- Records provided:
****
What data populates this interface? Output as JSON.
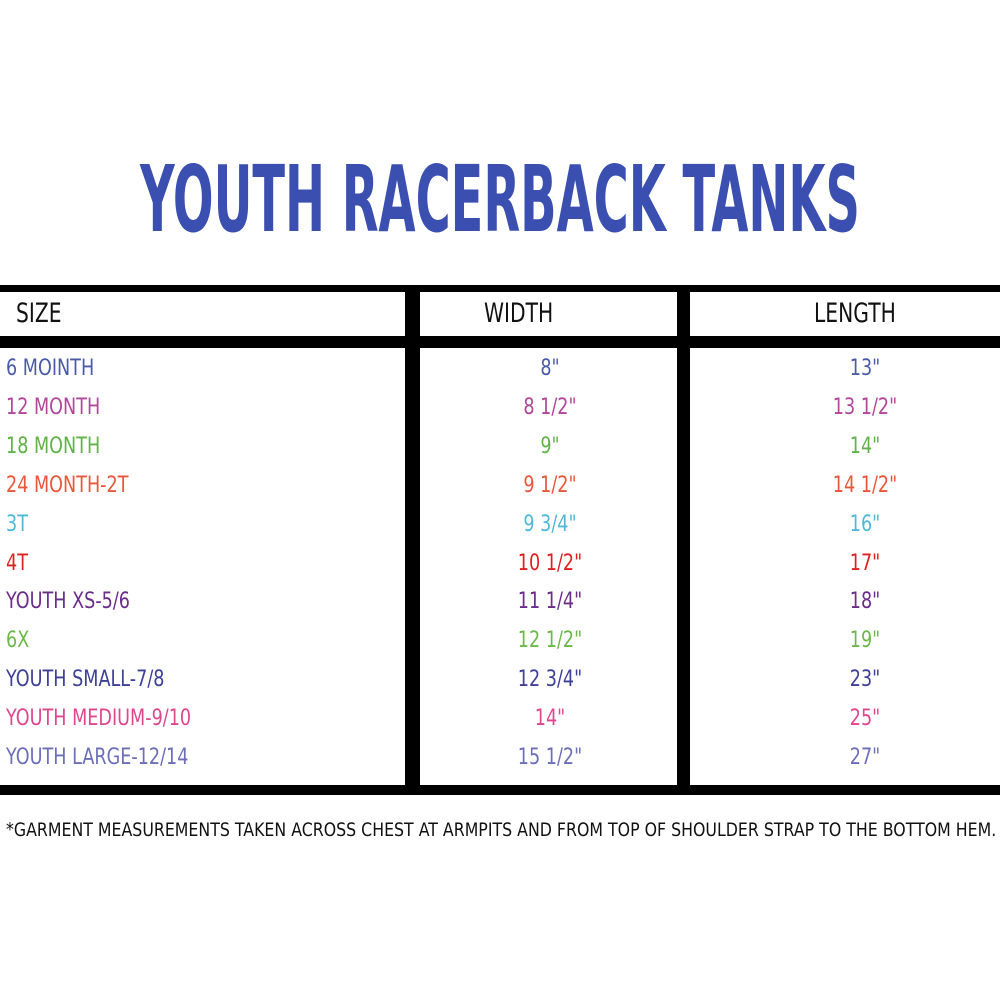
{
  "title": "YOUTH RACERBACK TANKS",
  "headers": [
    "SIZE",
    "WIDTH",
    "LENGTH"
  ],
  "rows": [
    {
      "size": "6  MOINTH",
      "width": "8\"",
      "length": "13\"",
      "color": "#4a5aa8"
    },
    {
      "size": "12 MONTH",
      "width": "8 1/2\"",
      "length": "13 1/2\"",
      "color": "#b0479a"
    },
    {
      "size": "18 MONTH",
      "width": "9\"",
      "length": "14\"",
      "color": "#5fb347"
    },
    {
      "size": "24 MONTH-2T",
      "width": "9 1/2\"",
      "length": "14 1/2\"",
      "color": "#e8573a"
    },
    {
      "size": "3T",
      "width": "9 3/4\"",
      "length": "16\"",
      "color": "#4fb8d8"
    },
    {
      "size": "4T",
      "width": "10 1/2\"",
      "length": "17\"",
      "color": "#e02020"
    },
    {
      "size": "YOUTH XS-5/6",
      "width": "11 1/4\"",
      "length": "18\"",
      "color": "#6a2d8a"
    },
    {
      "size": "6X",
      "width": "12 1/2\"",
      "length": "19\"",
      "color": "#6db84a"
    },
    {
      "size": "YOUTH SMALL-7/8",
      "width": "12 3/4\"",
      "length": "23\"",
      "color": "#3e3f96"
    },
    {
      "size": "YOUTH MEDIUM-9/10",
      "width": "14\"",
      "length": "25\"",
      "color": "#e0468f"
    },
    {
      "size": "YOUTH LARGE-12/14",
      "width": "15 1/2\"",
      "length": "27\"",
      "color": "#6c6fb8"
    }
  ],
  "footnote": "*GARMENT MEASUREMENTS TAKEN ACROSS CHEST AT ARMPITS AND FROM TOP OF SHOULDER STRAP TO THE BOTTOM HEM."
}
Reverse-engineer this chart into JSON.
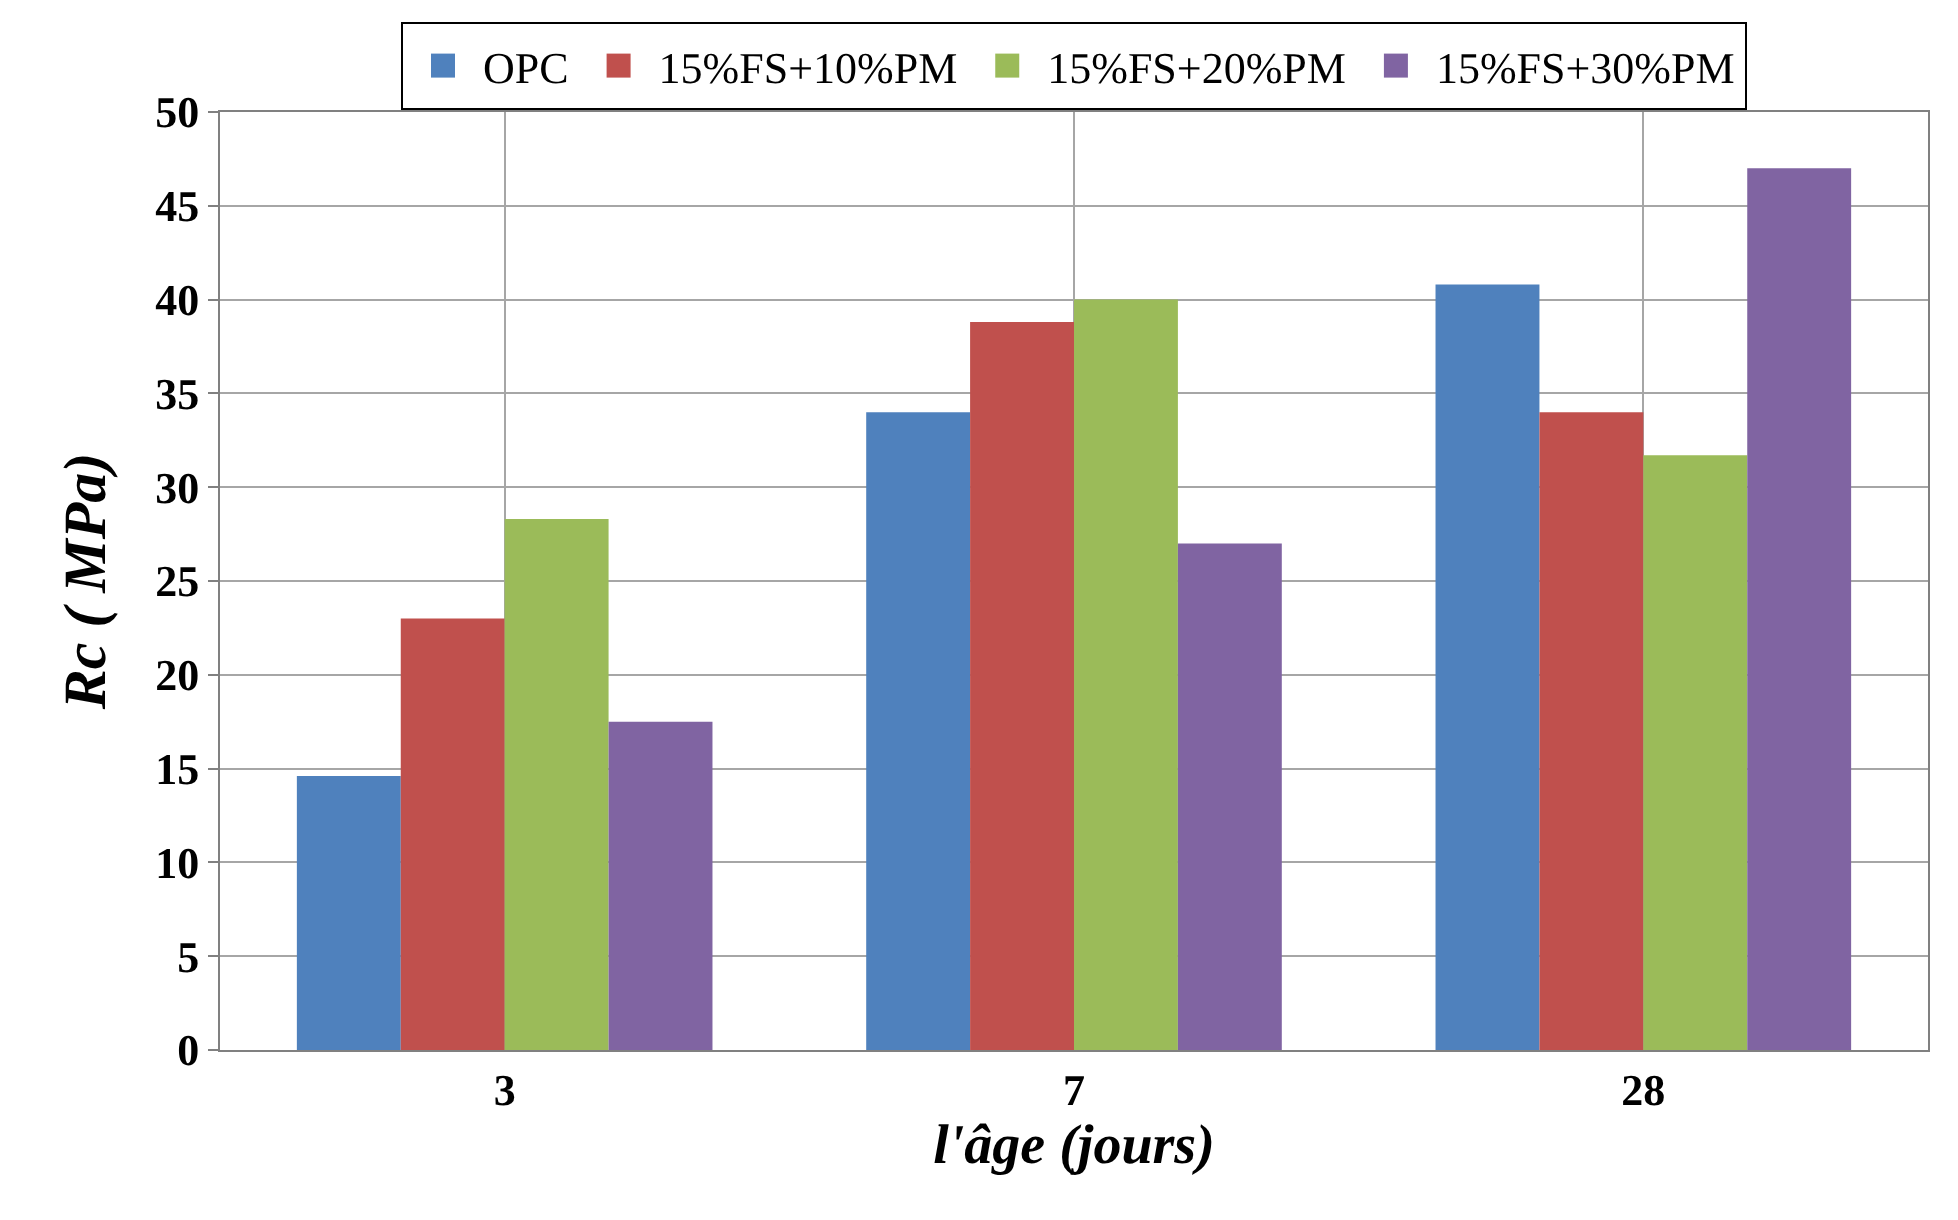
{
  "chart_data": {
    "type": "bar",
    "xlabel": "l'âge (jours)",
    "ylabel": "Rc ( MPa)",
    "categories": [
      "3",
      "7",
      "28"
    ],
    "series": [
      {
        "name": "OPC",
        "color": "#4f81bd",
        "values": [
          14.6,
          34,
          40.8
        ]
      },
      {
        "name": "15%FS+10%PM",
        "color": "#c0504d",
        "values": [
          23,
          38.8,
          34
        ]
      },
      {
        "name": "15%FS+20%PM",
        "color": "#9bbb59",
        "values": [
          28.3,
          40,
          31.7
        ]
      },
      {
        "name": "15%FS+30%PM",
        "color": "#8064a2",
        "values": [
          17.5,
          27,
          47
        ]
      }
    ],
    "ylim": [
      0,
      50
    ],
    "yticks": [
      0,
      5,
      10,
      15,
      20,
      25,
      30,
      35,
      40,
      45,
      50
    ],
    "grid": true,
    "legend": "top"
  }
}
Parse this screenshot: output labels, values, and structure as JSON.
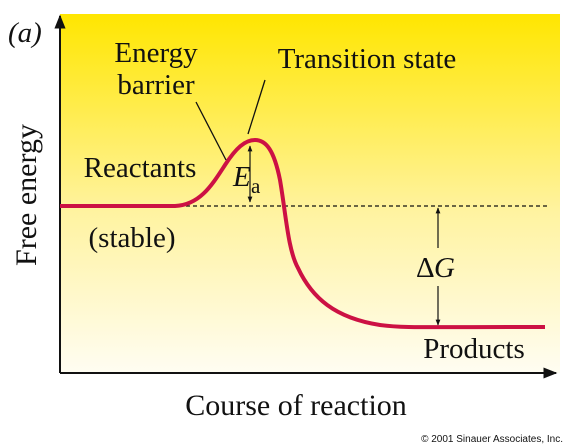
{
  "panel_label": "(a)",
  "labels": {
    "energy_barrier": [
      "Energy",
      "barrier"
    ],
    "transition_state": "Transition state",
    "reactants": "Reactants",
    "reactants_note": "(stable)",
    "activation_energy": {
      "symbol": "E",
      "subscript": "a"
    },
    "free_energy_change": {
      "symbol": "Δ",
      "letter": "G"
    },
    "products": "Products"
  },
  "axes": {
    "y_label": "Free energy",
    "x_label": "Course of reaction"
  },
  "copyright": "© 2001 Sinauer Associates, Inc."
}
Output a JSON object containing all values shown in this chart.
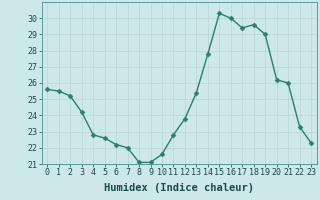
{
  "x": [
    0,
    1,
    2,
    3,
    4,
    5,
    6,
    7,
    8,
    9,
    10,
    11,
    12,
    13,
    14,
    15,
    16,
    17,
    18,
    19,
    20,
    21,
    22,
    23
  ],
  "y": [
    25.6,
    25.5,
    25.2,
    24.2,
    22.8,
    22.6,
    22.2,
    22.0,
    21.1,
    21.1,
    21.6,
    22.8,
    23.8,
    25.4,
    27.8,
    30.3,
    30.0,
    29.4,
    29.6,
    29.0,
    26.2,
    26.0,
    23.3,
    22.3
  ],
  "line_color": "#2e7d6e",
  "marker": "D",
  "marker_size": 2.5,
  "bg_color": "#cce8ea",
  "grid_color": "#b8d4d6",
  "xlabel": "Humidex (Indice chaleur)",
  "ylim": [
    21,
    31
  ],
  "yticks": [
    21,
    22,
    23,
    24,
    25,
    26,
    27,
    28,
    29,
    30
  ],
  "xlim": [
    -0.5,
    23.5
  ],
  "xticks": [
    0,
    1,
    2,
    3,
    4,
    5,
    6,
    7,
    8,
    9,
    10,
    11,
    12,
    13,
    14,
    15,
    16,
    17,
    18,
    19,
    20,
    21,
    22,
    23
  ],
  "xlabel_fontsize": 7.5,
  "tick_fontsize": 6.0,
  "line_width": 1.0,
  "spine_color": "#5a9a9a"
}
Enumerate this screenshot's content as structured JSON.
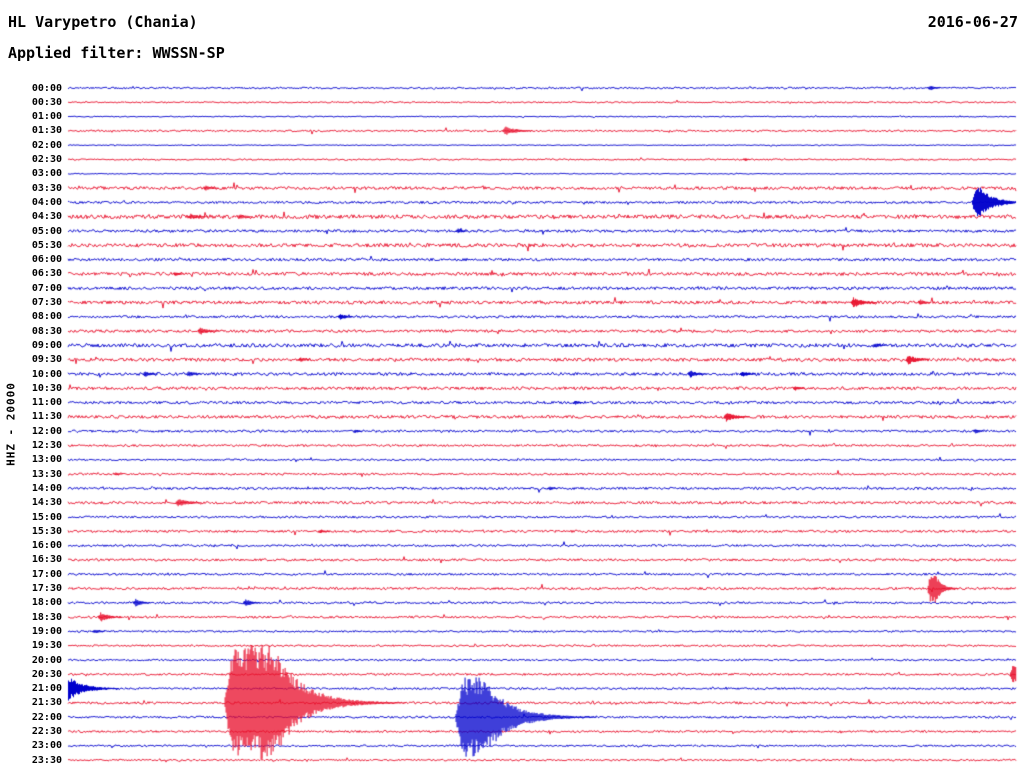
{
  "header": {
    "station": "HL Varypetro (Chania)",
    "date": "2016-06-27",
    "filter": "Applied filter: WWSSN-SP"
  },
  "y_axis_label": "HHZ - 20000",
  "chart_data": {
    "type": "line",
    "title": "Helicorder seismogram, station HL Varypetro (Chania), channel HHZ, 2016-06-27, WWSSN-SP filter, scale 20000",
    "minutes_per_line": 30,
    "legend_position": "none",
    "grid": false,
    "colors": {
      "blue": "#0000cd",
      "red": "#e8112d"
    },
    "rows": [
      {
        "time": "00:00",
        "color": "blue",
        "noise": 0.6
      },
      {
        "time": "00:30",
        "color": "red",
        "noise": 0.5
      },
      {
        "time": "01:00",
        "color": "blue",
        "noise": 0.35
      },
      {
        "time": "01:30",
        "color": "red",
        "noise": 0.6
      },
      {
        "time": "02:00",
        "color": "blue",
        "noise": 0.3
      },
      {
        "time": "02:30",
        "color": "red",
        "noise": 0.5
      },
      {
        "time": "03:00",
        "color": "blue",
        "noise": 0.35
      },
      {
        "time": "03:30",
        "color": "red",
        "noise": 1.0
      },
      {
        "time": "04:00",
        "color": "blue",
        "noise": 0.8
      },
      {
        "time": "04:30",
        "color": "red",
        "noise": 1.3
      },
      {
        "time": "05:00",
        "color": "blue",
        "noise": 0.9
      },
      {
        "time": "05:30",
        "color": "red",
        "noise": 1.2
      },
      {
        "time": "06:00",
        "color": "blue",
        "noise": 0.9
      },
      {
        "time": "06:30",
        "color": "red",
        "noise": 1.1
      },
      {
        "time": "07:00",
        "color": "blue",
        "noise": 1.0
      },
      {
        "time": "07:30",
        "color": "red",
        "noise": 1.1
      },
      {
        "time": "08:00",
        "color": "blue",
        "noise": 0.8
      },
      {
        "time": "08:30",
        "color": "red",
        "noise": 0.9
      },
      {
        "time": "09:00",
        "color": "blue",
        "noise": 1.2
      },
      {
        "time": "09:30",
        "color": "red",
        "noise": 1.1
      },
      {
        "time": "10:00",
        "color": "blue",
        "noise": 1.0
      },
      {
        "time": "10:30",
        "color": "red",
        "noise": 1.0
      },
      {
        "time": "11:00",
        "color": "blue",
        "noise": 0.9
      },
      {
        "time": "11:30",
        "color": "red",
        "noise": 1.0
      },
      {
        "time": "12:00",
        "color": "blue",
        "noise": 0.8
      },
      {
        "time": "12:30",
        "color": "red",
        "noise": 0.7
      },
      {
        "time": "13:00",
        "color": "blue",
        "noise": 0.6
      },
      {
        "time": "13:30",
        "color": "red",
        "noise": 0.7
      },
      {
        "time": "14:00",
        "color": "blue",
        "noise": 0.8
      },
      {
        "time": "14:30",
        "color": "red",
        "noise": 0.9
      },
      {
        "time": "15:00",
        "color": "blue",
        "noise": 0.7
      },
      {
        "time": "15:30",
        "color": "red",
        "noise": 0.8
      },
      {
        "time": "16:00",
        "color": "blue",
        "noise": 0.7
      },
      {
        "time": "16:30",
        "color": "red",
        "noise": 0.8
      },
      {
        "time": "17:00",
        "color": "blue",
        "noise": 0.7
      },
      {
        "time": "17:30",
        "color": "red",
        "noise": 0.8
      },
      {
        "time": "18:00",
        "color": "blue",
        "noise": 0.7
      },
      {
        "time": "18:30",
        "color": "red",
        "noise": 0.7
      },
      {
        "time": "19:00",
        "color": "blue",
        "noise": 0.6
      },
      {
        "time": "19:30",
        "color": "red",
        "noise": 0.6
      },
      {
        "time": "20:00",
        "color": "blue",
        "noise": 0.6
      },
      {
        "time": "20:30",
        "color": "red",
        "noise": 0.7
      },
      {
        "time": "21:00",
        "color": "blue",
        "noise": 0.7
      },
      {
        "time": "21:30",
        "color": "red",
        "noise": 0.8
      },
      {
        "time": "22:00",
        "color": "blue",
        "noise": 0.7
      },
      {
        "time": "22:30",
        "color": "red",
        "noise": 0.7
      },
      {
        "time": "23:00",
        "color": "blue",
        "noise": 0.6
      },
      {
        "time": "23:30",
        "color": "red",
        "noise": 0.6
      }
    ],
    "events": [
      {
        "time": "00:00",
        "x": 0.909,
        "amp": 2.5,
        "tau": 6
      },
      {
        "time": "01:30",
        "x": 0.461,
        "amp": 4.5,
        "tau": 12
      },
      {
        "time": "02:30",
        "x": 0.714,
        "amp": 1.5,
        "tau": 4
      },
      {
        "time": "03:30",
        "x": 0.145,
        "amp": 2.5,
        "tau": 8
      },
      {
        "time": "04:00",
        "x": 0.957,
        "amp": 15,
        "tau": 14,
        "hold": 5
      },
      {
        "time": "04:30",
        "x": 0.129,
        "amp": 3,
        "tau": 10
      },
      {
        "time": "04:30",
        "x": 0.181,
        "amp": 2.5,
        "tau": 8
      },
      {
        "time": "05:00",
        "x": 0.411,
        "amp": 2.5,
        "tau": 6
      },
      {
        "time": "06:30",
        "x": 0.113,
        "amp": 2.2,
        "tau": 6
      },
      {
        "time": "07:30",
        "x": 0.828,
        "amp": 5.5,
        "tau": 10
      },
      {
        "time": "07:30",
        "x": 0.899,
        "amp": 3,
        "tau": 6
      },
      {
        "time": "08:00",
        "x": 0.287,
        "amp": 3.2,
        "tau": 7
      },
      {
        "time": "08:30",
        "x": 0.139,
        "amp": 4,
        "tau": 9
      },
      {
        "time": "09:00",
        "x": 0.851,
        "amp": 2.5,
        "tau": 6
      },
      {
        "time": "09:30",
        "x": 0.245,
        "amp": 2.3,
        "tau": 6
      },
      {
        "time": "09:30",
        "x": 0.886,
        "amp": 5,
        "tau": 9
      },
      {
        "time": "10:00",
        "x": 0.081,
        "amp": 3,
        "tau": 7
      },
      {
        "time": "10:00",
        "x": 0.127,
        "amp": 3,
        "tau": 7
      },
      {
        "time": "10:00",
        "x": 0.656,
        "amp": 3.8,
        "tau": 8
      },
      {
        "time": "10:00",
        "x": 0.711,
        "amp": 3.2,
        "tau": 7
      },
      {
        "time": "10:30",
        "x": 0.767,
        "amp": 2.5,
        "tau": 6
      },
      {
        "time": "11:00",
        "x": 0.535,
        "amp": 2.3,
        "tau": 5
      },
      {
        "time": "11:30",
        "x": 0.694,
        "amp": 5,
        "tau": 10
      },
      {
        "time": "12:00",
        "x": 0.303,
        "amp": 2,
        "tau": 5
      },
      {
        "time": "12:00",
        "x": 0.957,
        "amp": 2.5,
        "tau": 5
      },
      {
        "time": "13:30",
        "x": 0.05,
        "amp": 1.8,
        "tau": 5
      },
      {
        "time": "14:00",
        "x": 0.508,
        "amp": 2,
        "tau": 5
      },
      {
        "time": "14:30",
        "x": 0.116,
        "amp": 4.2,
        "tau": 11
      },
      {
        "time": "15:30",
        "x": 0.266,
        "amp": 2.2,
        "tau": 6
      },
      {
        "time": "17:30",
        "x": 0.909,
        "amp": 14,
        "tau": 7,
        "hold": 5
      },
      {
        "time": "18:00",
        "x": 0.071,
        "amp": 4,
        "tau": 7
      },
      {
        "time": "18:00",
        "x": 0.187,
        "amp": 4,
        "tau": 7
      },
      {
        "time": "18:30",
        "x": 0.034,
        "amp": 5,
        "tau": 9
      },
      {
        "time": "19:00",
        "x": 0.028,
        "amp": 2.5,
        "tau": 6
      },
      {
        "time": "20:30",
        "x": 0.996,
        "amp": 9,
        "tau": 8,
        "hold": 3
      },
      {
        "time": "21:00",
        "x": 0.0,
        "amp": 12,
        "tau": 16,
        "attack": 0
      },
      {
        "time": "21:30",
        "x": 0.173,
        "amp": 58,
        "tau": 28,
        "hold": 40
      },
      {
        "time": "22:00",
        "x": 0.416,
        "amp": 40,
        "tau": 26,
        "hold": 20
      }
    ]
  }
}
****
- What the task requires:
Find the lines containing "WWSSN" and list every one of them.

- Expected output:
    "filter": "Applied filter: WWSSN-SP"
    "title": "Helicorder seismogram, station HL Varypetro (Chania), channel HHZ, 2016-06-27, WWSSN-SP filter, scale 20000",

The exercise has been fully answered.